- Short exercise -
Collect every line of the records below that contains the word "Budget".

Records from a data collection
* * * * *

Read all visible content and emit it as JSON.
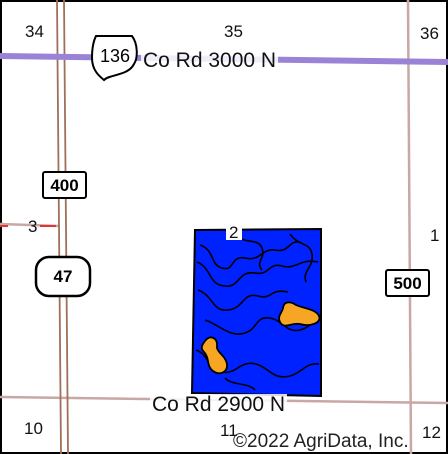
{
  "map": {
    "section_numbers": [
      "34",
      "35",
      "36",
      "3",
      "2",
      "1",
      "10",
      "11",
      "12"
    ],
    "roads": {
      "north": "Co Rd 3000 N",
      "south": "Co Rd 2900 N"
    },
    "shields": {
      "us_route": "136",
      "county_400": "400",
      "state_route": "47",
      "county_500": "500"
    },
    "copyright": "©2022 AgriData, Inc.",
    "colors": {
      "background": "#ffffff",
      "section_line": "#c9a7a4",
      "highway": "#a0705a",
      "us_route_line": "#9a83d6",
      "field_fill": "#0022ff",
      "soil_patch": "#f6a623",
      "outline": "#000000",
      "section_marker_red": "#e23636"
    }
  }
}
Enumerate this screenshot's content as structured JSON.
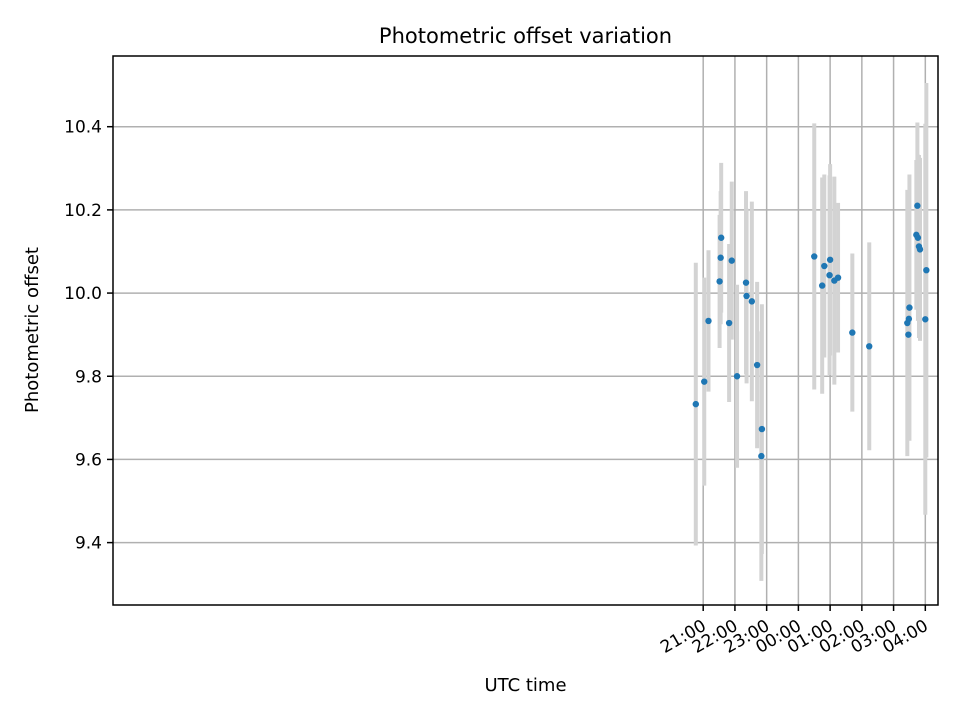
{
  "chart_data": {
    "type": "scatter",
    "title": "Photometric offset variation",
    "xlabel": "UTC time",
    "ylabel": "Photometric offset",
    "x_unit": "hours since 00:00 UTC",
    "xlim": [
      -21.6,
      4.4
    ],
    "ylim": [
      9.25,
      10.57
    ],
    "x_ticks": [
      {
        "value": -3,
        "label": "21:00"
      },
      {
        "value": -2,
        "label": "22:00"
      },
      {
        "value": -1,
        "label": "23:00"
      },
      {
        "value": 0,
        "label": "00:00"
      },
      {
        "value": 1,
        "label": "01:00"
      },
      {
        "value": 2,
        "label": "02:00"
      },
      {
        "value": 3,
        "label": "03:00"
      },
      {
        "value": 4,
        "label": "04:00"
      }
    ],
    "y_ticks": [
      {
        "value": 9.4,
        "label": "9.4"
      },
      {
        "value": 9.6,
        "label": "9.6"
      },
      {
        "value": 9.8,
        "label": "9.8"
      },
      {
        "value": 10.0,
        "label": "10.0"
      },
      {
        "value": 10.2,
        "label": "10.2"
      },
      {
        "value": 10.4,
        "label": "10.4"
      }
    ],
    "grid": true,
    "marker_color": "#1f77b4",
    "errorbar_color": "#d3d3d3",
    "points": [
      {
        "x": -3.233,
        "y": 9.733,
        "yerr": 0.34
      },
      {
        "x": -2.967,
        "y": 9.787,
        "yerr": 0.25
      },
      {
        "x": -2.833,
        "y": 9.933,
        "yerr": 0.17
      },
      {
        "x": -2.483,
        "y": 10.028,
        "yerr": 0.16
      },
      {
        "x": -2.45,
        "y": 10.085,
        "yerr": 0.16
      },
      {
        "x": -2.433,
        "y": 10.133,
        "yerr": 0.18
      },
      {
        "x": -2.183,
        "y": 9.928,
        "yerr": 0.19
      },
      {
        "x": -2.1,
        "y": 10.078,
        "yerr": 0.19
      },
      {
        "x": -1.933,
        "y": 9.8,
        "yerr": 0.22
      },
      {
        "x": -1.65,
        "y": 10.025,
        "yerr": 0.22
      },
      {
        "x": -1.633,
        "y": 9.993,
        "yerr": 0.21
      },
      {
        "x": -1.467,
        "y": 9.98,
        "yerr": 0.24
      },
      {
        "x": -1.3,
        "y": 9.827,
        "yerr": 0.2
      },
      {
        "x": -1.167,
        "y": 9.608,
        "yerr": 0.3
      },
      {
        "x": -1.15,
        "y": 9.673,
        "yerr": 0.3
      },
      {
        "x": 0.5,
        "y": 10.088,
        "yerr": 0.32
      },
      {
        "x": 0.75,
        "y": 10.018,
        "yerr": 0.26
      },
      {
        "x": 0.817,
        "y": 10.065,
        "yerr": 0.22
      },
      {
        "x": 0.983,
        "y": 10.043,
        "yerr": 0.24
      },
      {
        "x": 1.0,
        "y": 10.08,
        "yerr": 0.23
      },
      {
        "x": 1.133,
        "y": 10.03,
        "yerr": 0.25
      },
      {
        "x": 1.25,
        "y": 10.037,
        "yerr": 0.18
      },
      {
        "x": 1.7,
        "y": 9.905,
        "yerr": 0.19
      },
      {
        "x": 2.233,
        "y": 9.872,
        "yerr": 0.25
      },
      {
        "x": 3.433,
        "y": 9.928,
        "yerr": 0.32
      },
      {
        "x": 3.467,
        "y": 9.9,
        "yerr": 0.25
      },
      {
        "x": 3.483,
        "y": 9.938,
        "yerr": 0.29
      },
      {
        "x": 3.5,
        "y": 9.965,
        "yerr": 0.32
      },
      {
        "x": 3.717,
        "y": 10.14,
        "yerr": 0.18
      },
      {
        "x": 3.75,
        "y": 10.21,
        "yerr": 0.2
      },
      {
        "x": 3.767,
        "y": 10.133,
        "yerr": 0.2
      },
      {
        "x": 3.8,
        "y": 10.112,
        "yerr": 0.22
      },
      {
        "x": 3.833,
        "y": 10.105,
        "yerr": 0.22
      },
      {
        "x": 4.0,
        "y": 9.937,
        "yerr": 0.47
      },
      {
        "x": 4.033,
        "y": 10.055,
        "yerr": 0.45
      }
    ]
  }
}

* * * * *

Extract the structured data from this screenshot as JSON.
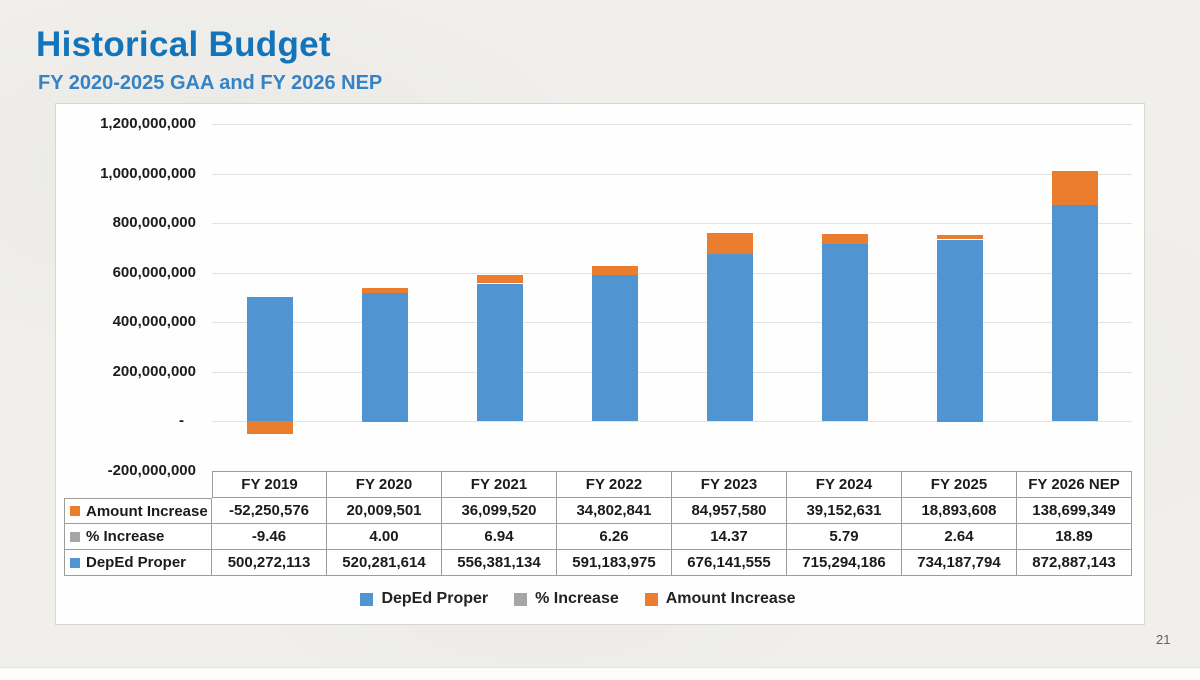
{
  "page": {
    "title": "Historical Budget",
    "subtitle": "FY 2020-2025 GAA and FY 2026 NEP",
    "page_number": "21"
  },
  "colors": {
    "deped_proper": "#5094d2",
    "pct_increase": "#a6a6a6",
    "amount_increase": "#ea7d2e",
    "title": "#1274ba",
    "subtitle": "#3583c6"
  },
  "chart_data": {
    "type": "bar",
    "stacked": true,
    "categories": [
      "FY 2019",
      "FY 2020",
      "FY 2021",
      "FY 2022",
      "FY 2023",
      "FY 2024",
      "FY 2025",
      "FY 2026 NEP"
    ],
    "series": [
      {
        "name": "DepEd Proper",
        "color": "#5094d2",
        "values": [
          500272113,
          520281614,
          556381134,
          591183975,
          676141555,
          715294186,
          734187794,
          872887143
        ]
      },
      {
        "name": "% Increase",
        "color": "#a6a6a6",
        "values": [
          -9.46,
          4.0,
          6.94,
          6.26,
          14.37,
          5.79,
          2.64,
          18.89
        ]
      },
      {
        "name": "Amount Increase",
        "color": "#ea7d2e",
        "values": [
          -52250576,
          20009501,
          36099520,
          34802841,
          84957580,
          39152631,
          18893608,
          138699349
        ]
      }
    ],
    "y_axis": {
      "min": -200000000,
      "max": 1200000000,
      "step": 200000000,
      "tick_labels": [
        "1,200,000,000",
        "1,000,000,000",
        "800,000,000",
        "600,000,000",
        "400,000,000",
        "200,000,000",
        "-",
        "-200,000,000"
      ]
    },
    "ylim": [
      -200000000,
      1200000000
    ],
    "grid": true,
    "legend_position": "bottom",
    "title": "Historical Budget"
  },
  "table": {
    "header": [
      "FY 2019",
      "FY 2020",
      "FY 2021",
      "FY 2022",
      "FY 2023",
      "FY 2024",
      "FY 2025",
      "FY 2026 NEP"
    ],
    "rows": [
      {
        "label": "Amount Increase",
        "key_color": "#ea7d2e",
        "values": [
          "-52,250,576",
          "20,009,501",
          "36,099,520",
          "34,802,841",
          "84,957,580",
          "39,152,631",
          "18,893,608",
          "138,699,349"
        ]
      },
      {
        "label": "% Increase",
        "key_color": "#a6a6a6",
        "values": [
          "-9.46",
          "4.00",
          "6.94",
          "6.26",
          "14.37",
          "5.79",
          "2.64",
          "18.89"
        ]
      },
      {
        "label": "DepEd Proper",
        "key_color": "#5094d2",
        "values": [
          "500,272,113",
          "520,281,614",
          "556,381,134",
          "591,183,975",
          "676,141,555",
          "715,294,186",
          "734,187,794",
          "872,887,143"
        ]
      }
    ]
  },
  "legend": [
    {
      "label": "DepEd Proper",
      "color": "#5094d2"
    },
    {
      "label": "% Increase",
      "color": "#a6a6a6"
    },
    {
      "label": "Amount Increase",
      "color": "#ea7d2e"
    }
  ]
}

* * * * *

- Task solution -
    "title": "Historical Budget",
    "title": "Historical Budget"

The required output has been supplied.